WHAT IS BEING ASKED |
Work out how many lines of the material below mention the word "this"; reply with the number only.

***** EXERCISE DATA

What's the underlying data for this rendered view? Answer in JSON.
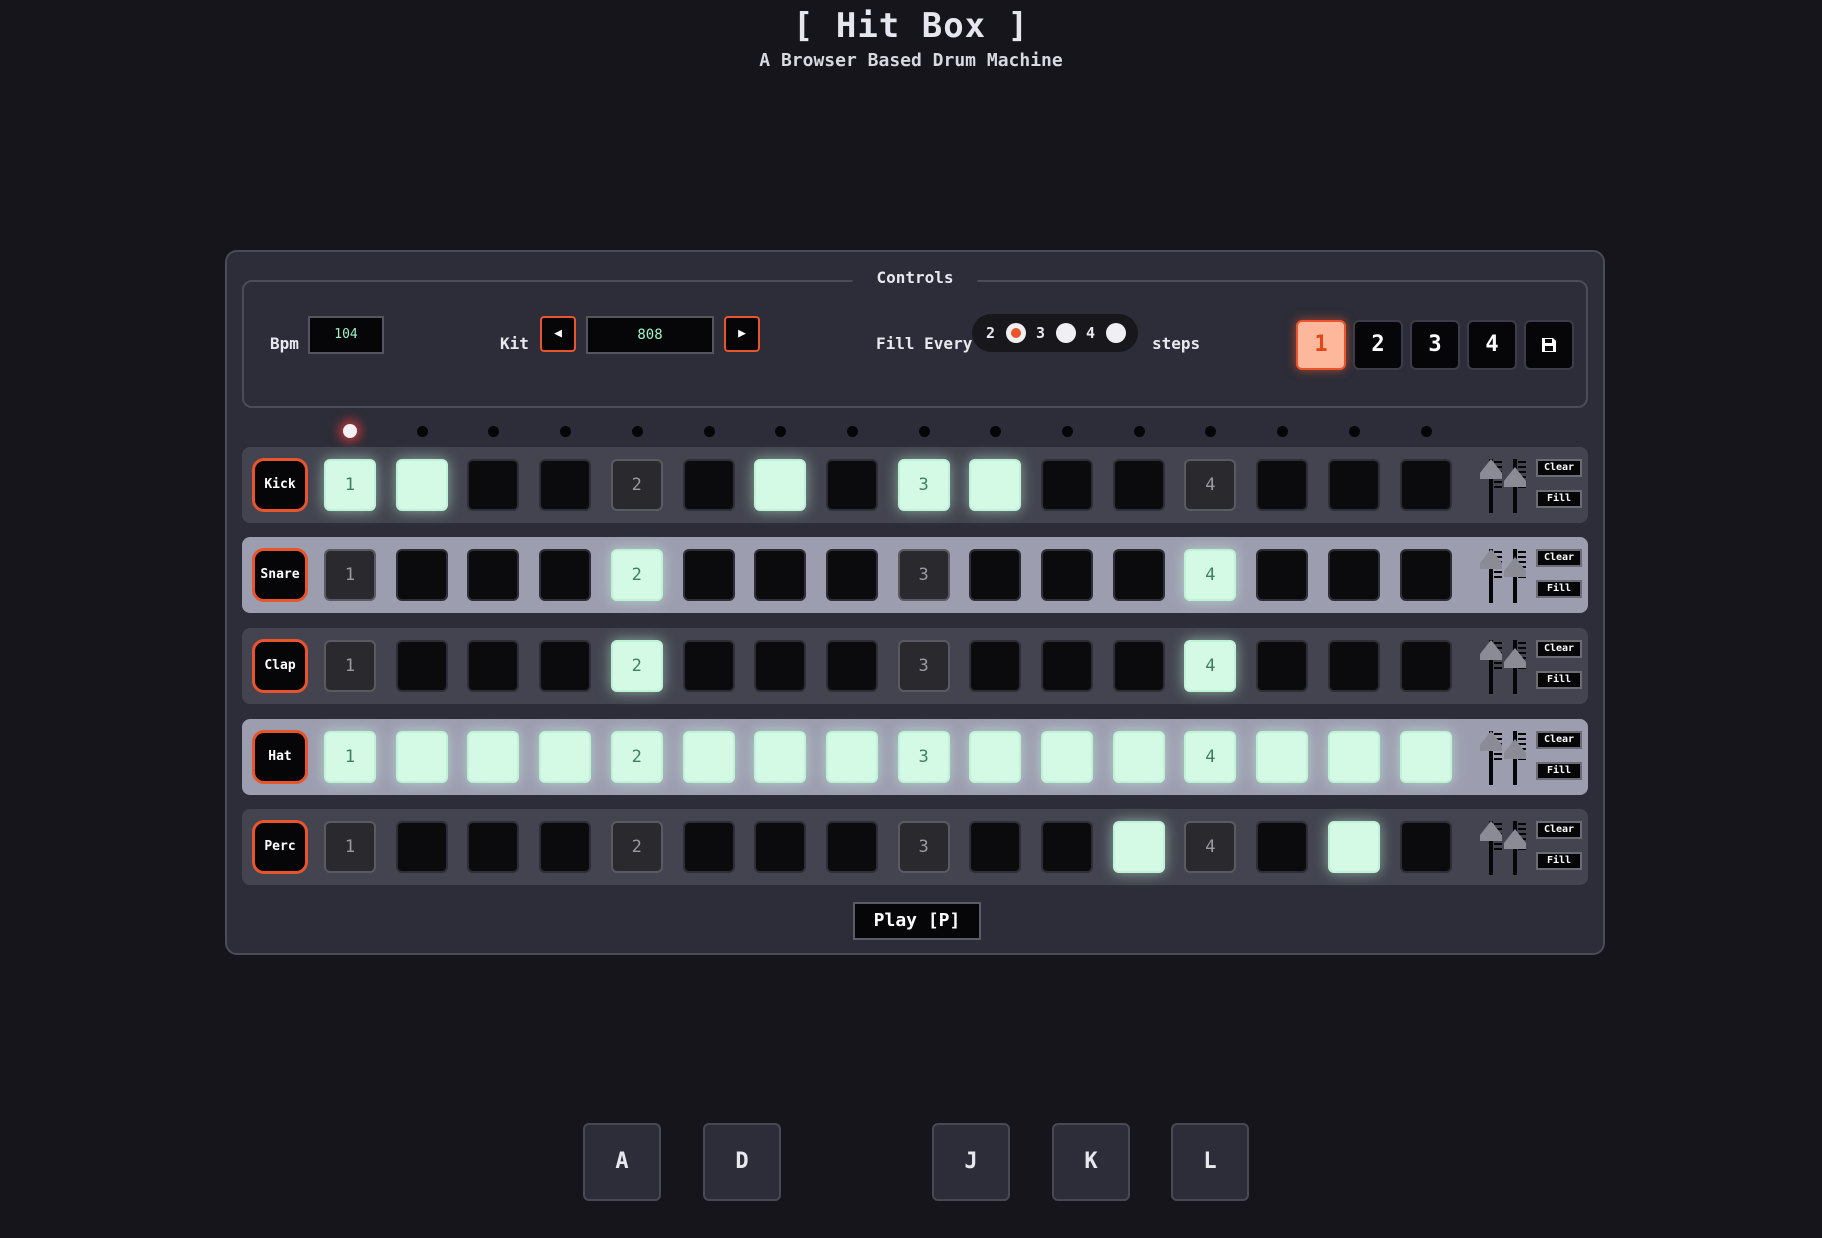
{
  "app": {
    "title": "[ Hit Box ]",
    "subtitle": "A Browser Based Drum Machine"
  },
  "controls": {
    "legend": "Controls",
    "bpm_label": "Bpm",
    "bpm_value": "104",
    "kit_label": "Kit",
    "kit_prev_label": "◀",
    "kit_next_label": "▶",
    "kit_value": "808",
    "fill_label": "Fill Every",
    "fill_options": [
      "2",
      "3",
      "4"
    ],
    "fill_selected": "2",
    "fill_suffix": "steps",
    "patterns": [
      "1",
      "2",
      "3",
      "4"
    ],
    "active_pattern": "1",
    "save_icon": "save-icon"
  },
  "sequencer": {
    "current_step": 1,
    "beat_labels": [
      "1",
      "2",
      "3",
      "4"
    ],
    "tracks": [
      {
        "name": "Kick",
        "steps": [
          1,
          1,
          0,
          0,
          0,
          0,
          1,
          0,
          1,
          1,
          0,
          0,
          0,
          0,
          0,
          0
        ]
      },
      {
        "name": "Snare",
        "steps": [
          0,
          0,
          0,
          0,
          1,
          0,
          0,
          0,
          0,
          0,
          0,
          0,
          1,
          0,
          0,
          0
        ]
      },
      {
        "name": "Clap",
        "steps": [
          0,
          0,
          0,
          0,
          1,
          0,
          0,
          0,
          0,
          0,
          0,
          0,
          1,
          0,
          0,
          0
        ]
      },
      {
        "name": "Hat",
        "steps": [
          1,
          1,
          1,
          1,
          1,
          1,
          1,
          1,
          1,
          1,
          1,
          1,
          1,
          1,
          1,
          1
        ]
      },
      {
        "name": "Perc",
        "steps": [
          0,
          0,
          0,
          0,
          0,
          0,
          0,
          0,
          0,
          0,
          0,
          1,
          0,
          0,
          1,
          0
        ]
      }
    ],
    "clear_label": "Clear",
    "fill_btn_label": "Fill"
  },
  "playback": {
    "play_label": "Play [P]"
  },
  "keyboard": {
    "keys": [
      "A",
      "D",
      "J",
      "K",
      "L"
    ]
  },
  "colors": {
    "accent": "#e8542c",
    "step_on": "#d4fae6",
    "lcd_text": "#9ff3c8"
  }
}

**********
***** EXERCISE DATA

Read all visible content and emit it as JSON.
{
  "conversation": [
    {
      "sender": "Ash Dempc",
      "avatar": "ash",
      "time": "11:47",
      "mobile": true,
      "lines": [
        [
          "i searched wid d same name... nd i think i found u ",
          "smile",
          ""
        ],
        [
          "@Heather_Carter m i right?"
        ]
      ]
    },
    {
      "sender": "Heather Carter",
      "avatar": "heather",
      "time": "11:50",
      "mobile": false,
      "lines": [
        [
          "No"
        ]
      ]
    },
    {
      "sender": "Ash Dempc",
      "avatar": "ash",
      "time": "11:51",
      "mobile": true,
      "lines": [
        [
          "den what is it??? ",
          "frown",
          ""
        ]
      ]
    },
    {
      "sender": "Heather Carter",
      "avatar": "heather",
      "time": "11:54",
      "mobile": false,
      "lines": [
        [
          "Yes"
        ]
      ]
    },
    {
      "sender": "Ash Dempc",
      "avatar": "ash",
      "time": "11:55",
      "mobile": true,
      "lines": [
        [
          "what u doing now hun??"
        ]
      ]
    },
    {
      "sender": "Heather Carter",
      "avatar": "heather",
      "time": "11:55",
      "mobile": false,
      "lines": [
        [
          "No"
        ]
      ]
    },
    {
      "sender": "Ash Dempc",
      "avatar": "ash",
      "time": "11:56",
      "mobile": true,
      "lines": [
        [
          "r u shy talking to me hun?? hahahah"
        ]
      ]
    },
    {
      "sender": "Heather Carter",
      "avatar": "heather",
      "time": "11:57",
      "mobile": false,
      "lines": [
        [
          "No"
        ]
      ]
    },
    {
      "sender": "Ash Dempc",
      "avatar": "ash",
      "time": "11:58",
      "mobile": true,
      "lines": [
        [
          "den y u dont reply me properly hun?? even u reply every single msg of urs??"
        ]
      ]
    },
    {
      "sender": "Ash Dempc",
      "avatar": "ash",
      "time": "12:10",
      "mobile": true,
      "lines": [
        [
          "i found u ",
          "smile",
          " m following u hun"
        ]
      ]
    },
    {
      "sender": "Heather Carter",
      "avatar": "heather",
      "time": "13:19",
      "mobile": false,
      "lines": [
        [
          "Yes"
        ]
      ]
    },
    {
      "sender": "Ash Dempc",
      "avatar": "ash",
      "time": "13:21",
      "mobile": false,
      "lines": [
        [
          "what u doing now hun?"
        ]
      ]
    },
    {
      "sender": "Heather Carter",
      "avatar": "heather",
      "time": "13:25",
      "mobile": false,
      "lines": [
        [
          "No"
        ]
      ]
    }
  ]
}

**********
***** EXERCISE DATA

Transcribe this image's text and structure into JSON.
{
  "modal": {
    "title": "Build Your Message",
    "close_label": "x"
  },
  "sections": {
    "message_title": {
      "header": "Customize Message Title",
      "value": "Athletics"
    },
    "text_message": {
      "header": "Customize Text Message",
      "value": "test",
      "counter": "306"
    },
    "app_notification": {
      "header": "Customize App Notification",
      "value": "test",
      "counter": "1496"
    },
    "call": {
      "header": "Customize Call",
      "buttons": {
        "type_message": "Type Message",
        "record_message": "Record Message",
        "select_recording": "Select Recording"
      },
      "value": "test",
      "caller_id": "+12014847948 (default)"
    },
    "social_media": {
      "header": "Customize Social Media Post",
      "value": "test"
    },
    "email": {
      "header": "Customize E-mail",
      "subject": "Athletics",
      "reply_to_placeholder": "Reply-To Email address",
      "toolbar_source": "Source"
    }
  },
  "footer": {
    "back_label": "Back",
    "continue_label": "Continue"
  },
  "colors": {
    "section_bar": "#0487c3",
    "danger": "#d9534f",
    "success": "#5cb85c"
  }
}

**********

SOLVED EXERCISE |
2